_WRITTEN TASK_
Locate all lines in the data below that hold "Length" and show them.

_DATASET ROWS_

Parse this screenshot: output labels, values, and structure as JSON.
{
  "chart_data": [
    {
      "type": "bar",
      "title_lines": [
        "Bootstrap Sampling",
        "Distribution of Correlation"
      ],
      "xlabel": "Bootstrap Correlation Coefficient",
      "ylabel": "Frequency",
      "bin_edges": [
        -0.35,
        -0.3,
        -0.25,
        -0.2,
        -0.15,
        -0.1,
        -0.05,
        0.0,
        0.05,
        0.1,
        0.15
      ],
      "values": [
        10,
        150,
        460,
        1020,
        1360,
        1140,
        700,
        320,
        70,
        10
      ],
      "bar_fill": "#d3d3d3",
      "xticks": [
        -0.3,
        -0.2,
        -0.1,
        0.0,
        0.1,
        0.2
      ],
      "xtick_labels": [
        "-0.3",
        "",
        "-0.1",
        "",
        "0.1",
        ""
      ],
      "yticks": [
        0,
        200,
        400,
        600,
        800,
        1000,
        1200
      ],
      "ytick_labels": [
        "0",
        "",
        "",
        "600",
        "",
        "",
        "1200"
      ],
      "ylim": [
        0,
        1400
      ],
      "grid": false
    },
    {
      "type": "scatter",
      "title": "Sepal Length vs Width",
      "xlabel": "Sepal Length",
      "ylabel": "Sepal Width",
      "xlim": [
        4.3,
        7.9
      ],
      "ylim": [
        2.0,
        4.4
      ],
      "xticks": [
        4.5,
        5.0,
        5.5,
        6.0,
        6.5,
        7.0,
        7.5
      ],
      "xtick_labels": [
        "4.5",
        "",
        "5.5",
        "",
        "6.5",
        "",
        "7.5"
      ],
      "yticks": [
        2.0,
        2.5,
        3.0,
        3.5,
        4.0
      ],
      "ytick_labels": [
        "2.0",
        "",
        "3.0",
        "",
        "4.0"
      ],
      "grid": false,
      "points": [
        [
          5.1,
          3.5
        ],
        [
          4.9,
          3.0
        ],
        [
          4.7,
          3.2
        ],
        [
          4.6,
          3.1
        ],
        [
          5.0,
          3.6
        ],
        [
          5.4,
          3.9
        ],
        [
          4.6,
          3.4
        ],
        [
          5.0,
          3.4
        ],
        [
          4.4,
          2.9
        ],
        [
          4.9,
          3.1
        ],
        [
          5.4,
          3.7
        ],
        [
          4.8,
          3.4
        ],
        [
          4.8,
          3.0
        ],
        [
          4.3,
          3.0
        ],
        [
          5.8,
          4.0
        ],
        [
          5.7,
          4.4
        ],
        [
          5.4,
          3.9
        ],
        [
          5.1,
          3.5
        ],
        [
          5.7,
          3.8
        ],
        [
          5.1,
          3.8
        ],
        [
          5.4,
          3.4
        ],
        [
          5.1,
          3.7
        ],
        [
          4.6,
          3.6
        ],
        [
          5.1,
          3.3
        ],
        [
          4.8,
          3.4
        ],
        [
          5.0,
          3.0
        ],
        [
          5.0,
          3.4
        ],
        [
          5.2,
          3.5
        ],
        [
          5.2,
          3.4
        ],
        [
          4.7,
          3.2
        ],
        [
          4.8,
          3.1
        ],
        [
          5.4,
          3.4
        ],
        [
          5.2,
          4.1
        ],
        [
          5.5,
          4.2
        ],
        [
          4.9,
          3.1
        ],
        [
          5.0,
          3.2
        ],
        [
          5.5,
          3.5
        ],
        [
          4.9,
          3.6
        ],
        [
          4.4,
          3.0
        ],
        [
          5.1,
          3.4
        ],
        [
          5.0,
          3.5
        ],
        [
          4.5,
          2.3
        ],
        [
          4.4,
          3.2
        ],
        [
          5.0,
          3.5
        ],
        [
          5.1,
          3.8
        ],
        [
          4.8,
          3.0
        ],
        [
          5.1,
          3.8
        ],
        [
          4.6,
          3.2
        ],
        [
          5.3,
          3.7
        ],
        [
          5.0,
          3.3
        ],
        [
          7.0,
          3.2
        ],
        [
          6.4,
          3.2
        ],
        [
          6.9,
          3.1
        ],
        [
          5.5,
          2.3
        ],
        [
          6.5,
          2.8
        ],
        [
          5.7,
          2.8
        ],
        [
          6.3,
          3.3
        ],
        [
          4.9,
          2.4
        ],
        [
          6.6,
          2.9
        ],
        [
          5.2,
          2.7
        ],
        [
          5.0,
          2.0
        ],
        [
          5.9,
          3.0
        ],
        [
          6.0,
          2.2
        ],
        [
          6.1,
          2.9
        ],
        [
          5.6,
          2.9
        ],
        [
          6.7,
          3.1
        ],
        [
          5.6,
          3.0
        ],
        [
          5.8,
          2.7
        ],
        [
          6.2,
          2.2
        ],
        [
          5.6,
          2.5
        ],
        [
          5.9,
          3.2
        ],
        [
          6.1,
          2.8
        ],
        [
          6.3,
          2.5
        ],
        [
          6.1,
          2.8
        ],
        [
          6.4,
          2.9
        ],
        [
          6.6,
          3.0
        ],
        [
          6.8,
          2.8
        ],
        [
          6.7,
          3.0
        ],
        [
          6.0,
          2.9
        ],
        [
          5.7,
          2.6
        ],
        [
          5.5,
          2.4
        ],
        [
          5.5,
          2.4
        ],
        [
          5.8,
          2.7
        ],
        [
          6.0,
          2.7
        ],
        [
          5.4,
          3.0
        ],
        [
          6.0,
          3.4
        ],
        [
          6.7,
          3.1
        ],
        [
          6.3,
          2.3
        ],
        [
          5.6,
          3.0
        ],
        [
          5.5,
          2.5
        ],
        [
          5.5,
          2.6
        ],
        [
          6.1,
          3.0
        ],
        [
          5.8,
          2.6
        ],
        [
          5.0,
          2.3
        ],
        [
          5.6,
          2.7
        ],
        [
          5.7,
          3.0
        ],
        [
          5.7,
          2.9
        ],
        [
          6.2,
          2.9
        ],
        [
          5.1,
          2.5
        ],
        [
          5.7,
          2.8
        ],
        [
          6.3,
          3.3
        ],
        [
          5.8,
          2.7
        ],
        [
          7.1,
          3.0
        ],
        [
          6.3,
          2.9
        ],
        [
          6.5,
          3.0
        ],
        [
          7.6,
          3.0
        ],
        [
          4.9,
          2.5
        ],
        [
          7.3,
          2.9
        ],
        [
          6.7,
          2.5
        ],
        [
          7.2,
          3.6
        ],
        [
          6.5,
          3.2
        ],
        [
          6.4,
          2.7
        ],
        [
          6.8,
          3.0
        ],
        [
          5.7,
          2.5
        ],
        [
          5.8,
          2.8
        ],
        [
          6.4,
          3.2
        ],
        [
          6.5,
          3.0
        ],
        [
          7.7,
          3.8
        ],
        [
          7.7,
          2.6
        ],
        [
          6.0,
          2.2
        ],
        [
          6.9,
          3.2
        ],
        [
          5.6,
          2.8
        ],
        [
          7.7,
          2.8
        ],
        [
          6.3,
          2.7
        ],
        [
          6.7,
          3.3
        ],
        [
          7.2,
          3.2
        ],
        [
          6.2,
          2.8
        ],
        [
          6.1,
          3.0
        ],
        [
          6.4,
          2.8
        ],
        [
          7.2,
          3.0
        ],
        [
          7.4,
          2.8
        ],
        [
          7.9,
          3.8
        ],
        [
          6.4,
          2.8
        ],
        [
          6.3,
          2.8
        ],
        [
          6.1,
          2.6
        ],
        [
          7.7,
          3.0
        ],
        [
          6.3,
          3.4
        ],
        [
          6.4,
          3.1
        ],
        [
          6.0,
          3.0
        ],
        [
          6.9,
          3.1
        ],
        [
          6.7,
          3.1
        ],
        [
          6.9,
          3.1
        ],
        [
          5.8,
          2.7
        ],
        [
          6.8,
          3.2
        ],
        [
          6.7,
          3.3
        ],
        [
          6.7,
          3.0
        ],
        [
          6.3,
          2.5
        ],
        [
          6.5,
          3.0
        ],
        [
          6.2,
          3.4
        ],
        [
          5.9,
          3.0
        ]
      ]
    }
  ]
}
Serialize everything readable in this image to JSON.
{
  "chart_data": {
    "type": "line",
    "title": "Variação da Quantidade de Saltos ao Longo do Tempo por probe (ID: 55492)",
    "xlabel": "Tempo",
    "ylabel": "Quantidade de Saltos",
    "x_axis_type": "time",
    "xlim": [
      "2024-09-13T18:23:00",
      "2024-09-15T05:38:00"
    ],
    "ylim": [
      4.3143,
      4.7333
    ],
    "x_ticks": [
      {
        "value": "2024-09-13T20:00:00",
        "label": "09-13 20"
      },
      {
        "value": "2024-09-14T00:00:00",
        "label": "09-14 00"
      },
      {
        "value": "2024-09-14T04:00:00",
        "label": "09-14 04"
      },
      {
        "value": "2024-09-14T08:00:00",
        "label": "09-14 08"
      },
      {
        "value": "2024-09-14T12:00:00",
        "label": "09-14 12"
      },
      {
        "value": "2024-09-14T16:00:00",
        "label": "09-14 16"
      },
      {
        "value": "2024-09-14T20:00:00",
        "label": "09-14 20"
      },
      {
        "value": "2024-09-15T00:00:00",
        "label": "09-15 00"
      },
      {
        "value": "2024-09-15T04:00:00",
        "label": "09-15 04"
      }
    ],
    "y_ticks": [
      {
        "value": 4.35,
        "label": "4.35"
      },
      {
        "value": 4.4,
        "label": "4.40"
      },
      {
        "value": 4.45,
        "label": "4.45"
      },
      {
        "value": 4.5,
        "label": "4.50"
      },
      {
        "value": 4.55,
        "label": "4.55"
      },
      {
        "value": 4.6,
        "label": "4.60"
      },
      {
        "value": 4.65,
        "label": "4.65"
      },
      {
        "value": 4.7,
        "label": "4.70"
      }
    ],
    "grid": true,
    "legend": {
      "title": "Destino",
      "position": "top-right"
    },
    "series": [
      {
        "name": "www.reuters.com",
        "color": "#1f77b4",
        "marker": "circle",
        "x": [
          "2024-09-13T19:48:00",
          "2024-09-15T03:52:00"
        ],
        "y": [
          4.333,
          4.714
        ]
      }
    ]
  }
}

_COMPLETED EXERCISE_
      "title": "Sepal Length vs Width",
      "xlabel": "Sepal Length",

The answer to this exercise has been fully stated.